_Short exercise_
Beneath this task is a listing; retype all of it exactly.

Dataset records:
----------

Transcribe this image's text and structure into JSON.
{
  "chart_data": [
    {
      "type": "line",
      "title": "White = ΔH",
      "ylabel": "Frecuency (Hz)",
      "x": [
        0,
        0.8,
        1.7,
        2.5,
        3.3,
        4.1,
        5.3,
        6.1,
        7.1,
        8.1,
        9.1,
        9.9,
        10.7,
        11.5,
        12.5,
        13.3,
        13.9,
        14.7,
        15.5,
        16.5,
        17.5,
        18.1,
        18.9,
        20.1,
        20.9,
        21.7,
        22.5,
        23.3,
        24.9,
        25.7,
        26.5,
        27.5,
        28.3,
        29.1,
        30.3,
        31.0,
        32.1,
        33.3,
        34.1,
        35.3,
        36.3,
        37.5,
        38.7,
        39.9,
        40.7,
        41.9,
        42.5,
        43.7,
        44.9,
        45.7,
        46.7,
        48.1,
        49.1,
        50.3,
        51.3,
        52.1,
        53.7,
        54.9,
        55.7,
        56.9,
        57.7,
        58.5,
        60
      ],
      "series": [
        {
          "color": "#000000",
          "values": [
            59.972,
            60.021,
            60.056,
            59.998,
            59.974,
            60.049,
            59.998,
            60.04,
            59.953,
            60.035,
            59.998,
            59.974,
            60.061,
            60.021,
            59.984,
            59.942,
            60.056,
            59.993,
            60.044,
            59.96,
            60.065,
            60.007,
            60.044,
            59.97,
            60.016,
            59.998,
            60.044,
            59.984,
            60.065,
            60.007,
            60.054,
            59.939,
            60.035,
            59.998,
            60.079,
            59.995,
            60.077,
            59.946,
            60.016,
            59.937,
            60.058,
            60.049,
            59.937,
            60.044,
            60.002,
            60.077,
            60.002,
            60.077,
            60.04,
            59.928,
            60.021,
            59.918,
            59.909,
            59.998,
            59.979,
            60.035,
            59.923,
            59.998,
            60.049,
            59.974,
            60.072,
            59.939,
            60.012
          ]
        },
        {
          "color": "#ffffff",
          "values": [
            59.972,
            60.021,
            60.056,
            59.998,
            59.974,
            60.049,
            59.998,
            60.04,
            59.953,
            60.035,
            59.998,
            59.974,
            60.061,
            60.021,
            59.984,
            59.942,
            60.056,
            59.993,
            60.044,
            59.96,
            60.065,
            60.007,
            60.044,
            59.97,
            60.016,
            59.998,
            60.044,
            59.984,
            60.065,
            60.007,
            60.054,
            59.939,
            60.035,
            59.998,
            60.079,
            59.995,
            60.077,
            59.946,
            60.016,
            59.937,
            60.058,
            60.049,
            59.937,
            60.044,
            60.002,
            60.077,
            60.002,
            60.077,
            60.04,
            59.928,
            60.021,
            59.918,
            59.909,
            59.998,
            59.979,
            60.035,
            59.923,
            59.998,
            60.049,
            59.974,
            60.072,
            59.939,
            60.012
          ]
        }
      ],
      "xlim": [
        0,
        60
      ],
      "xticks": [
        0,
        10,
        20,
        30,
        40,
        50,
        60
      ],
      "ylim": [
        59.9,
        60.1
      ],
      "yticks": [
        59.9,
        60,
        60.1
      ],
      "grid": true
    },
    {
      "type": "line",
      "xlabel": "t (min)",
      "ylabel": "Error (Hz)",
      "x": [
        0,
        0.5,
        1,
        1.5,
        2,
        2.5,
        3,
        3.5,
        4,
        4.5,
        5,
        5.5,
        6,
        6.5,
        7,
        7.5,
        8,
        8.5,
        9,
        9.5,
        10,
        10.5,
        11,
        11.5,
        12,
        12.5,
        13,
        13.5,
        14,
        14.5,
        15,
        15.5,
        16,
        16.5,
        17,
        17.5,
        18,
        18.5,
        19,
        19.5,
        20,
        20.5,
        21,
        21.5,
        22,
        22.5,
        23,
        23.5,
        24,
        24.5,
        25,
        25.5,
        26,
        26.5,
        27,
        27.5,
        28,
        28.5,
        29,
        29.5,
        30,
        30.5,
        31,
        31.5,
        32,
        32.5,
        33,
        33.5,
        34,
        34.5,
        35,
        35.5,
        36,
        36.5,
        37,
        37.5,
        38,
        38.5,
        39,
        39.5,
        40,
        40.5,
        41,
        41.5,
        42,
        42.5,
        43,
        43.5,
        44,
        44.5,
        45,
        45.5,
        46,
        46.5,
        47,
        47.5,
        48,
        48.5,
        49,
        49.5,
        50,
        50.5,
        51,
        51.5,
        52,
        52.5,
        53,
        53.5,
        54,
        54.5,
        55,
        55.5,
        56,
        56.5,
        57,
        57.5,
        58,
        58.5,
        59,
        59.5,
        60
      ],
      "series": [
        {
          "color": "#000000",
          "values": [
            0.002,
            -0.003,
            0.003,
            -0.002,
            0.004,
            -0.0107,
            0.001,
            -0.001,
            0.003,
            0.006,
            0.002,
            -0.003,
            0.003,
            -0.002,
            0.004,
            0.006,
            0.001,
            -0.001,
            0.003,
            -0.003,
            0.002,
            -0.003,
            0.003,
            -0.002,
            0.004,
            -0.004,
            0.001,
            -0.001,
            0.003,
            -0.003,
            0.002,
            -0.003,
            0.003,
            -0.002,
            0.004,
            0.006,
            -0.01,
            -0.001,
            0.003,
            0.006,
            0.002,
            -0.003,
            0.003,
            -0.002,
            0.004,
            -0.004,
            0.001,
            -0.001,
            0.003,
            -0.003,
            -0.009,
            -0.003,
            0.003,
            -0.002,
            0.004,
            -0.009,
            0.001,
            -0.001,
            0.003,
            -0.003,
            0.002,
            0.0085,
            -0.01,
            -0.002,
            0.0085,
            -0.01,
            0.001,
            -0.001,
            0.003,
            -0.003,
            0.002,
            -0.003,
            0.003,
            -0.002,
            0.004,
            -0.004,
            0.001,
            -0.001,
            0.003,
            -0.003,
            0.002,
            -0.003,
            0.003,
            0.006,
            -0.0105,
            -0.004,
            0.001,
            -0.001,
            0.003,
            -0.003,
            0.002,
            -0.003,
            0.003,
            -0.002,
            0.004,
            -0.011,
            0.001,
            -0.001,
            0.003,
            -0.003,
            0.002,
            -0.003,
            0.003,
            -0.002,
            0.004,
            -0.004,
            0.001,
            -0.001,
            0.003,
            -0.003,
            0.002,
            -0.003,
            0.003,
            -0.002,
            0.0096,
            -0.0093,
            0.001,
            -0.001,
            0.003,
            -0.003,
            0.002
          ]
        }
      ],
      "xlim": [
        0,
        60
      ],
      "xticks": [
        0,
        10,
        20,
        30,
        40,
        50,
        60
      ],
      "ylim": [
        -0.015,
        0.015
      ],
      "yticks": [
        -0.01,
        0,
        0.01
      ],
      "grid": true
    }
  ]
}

----------

_Solution to the problem_
Transcribe this image's text and structure into JSON.
{
  "chart_data": [
    {
      "type": "line",
      "title": "White = ΔH",
      "ylabel": "Frecuency (Hz)",
      "x": [
        0,
        0.8,
        1.7,
        2.5,
        3.3,
        4.1,
        5.3,
        6.1,
        7.1,
        8.1,
        9.1,
        9.9,
        10.7,
        11.5,
        12.5,
        13.3,
        13.9,
        14.7,
        15.5,
        16.5,
        17.5,
        18.1,
        18.9,
        20.1,
        20.9,
        21.7,
        22.5,
        23.3,
        24.9,
        25.7,
        26.5,
        27.5,
        28.3,
        29.1,
        30.3,
        31.0,
        32.1,
        33.3,
        34.1,
        35.3,
        36.3,
        37.5,
        38.7,
        39.9,
        40.7,
        41.9,
        42.5,
        43.7,
        44.9,
        45.7,
        46.7,
        48.1,
        49.1,
        50.3,
        51.3,
        52.1,
        53.7,
        54.9,
        55.7,
        56.9,
        57.7,
        58.5,
        60
      ],
      "series": [
        {
          "color": "#000000",
          "values": [
            59.972,
            60.021,
            60.056,
            59.998,
            59.974,
            60.049,
            59.998,
            60.04,
            59.953,
            60.035,
            59.998,
            59.974,
            60.061,
            60.021,
            59.984,
            59.942,
            60.056,
            59.993,
            60.044,
            59.96,
            60.065,
            60.007,
            60.044,
            59.97,
            60.016,
            59.998,
            60.044,
            59.984,
            60.065,
            60.007,
            60.054,
            59.939,
            60.035,
            59.998,
            60.079,
            59.995,
            60.077,
            59.946,
            60.016,
            59.937,
            60.058,
            60.049,
            59.937,
            60.044,
            60.002,
            60.077,
            60.002,
            60.077,
            60.04,
            59.928,
            60.021,
            59.918,
            59.909,
            59.998,
            59.979,
            60.035,
            59.923,
            59.998,
            60.049,
            59.974,
            60.072,
            59.939,
            60.012
          ]
        },
        {
          "color": "#ffffff",
          "values": [
            59.972,
            60.021,
            60.056,
            59.998,
            59.974,
            60.049,
            59.998,
            60.04,
            59.953,
            60.035,
            59.998,
            59.974,
            60.061,
            60.021,
            59.984,
            59.942,
            60.056,
            59.993,
            60.044,
            59.96,
            60.065,
            60.007,
            60.044,
            59.97,
            60.016,
            59.998,
            60.044,
            59.984,
            60.065,
            60.007,
            60.054,
            59.939,
            60.035,
            59.998,
            60.079,
            59.995,
            60.077,
            59.946,
            60.016,
            59.937,
            60.058,
            60.049,
            59.937,
            60.044,
            60.002,
            60.077,
            60.002,
            60.077,
            60.04,
            59.928,
            60.021,
            59.918,
            59.909,
            59.998,
            59.979,
            60.035,
            59.923,
            59.998,
            60.049,
            59.974,
            60.072,
            59.939,
            60.012
          ]
        }
      ],
      "xlim": [
        0,
        60
      ],
      "xticks": [
        0,
        10,
        20,
        30,
        40,
        50,
        60
      ],
      "ylim": [
        59.9,
        60.1
      ],
      "yticks": [
        59.9,
        60,
        60.1
      ],
      "grid": true
    },
    {
      "type": "line",
      "xlabel": "t (min)",
      "ylabel": "Error (Hz)",
      "x": [
        0,
        0.5,
        1,
        1.5,
        2,
        2.5,
        3,
        3.5,
        4,
        4.5,
        5,
        5.5,
        6,
        6.5,
        7,
        7.5,
        8,
        8.5,
        9,
        9.5,
        10,
        10.5,
        11,
        11.5,
        12,
        12.5,
        13,
        13.5,
        14,
        14.5,
        15,
        15.5,
        16,
        16.5,
        17,
        17.5,
        18,
        18.5,
        19,
        19.5,
        20,
        20.5,
        21,
        21.5,
        22,
        22.5,
        23,
        23.5,
        24,
        24.5,
        25,
        25.5,
        26,
        26.5,
        27,
        27.5,
        28,
        28.5,
        29,
        29.5,
        30,
        30.5,
        31,
        31.5,
        32,
        32.5,
        33,
        33.5,
        34,
        34.5,
        35,
        35.5,
        36,
        36.5,
        37,
        37.5,
        38,
        38.5,
        39,
        39.5,
        40,
        40.5,
        41,
        41.5,
        42,
        42.5,
        43,
        43.5,
        44,
        44.5,
        45,
        45.5,
        46,
        46.5,
        47,
        47.5,
        48,
        48.5,
        49,
        49.5,
        50,
        50.5,
        51,
        51.5,
        52,
        52.5,
        53,
        53.5,
        54,
        54.5,
        55,
        55.5,
        56,
        56.5,
        57,
        57.5,
        58,
        58.5,
        59,
        59.5,
        60
      ],
      "series": [
        {
          "color": "#000000",
          "values": [
            0.002,
            -0.003,
            0.003,
            -0.002,
            0.004,
            -0.0107,
            0.001,
            -0.001,
            0.003,
            0.006,
            0.002,
            -0.003,
            0.003,
            -0.002,
            0.004,
            0.006,
            0.001,
            -0.001,
            0.003,
            -0.003,
            0.002,
            -0.003,
            0.003,
            -0.002,
            0.004,
            -0.004,
            0.001,
            -0.001,
            0.003,
            -0.003,
            0.002,
            -0.003,
            0.003,
            -0.002,
            0.004,
            0.006,
            -0.01,
            -0.001,
            0.003,
            0.006,
            0.002,
            -0.003,
            0.003,
            -0.002,
            0.004,
            -0.004,
            0.001,
            -0.001,
            0.003,
            -0.003,
            -0.009,
            -0.003,
            0.003,
            -0.002,
            0.004,
            -0.009,
            0.001,
            -0.001,
            0.003,
            -0.003,
            0.002,
            0.0085,
            -0.01,
            -0.002,
            0.0085,
            -0.01,
            0.001,
            -0.001,
            0.003,
            -0.003,
            0.002,
            -0.003,
            0.003,
            -0.002,
            0.004,
            -0.004,
            0.001,
            -0.001,
            0.003,
            -0.003,
            0.002,
            -0.003,
            0.003,
            0.006,
            -0.0105,
            -0.004,
            0.001,
            -0.001,
            0.003,
            -0.003,
            0.002,
            -0.003,
            0.003,
            -0.002,
            0.004,
            -0.011,
            0.001,
            -0.001,
            0.003,
            -0.003,
            0.002,
            -0.003,
            0.003,
            -0.002,
            0.004,
            -0.004,
            0.001,
            -0.001,
            0.003,
            -0.003,
            0.002,
            -0.003,
            0.003,
            -0.002,
            0.0096,
            -0.0093,
            0.001,
            -0.001,
            0.003,
            -0.003,
            0.002
          ]
        }
      ],
      "xlim": [
        0,
        60
      ],
      "xticks": [
        0,
        10,
        20,
        30,
        40,
        50,
        60
      ],
      "ylim": [
        -0.015,
        0.015
      ],
      "yticks": [
        -0.01,
        0,
        0.01
      ],
      "grid": true
    }
  ]
}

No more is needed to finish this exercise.